** begin Input for this task **

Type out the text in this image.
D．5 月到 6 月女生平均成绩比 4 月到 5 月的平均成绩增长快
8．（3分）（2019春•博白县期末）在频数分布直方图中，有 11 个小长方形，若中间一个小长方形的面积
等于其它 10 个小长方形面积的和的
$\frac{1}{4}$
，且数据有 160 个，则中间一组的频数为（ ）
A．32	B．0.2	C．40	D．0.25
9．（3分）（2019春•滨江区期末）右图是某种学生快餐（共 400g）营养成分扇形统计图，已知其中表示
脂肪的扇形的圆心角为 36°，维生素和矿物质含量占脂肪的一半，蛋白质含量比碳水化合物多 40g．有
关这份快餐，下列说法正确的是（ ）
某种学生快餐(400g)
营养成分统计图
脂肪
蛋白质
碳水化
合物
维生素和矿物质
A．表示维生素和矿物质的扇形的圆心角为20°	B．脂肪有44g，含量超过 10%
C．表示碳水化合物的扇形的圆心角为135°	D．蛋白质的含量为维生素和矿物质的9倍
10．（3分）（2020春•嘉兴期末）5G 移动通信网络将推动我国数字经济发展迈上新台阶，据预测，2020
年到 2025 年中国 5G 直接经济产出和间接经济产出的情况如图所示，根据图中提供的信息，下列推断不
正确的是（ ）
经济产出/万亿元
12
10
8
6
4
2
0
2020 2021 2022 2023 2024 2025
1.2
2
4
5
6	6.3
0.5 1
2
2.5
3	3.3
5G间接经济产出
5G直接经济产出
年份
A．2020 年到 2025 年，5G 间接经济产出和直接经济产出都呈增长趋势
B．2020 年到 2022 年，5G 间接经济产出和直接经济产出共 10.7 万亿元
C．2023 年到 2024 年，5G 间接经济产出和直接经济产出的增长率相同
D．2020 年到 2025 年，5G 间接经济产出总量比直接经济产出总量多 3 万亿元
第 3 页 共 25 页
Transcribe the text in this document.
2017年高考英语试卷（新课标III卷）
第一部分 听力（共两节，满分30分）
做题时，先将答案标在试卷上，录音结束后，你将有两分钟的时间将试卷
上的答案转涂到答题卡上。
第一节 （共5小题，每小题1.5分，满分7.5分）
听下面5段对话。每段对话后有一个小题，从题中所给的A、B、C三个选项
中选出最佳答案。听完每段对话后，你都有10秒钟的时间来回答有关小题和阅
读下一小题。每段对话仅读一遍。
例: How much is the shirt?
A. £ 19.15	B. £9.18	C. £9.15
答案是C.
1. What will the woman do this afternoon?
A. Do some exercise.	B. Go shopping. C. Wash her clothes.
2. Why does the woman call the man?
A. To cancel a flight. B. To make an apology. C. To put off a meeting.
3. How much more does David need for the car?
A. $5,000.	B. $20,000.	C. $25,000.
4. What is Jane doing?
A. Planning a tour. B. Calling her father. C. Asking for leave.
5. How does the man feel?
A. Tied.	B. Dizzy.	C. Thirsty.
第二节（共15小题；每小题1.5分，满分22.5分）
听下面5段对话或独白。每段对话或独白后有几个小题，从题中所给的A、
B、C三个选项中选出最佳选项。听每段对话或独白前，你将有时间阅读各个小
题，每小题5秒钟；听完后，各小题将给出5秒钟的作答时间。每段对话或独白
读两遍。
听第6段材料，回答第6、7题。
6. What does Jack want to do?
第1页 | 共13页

** end Input for this task **

__Your goal__
Identify the lines in the entries above that contain "does", then copy them out.

__Right answer__
2. Why does the woman call the man?
3. How much more does David need for the car?
5. How does the man feel?
6. What does Jack want to do?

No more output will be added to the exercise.